▸ Exercise
Write the material out again in full, exactly.

Stored records
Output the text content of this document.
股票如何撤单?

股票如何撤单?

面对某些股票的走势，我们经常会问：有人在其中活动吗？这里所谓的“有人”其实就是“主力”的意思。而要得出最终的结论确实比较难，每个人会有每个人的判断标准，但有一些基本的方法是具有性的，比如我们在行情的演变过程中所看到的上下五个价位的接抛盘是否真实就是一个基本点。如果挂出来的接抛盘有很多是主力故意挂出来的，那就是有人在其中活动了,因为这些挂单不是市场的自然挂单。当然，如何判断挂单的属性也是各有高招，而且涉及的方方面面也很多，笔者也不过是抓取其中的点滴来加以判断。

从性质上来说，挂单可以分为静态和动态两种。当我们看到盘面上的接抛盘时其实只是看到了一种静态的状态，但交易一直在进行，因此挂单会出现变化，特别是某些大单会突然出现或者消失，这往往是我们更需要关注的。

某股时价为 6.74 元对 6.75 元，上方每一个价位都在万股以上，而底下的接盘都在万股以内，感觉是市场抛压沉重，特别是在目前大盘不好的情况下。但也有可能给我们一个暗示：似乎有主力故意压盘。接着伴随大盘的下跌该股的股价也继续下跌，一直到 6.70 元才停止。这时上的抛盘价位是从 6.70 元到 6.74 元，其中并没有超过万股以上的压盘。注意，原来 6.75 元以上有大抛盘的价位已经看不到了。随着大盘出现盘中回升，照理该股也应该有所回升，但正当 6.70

▸ Task response
Output the text content of this document.
股票如何撤单?

股票如何撤单?

面对某些股票的走势，我们经常会问：有人在其中活动吗？这里所谓的“有人”其实就是“主力”的意思。而要得出最终的结论确实比较难，每个人会有每个人的判断标准，但有一些基本的方法是具有性的，比如我们在行情的演变过程中所看到的上下五个价位的接抛盘是否真实就是一个基本点。如果挂出来的接抛盘有很多是主力故意挂出来的，那就是有人在其中活动了,因为这些挂单不是市场的自然挂单。当然，如何判断挂单的属性也是各有高招，而且涉及的方方面面也很多，笔者也不过是抓取其中的点滴来加以判断。

从性质上来说，挂单可以分为静态和动态两种。当我们看到盘面上的接抛盘时其实只是看到了一种静态的状态，但交易一直在进行，因此挂单会出现变化，特别是某些大单会突然出现或者消失，这往往是我们更需要关注的。

某股时价为 6.74 元对 6.75 元，上方每一个价位都在万股以上，而底下的接盘都在万股以内，感觉是市场抛压沉重，特别是在目前大盘不好的情况下。但也有可能给我们一个暗示：似乎有主力故意压盘。接着伴随大盘的下跌该股的股价也继续下跌，一直到 6.70 元才停止。这时上的抛盘价位是从 6.70 元到 6.74 元，其中并没有超过万股以上的压盘。注意，原来 6.75 元以上有大抛盘的价位已经看不到了。随着大盘出现盘中回升，照理该股也应该有所回升，但正当 6.70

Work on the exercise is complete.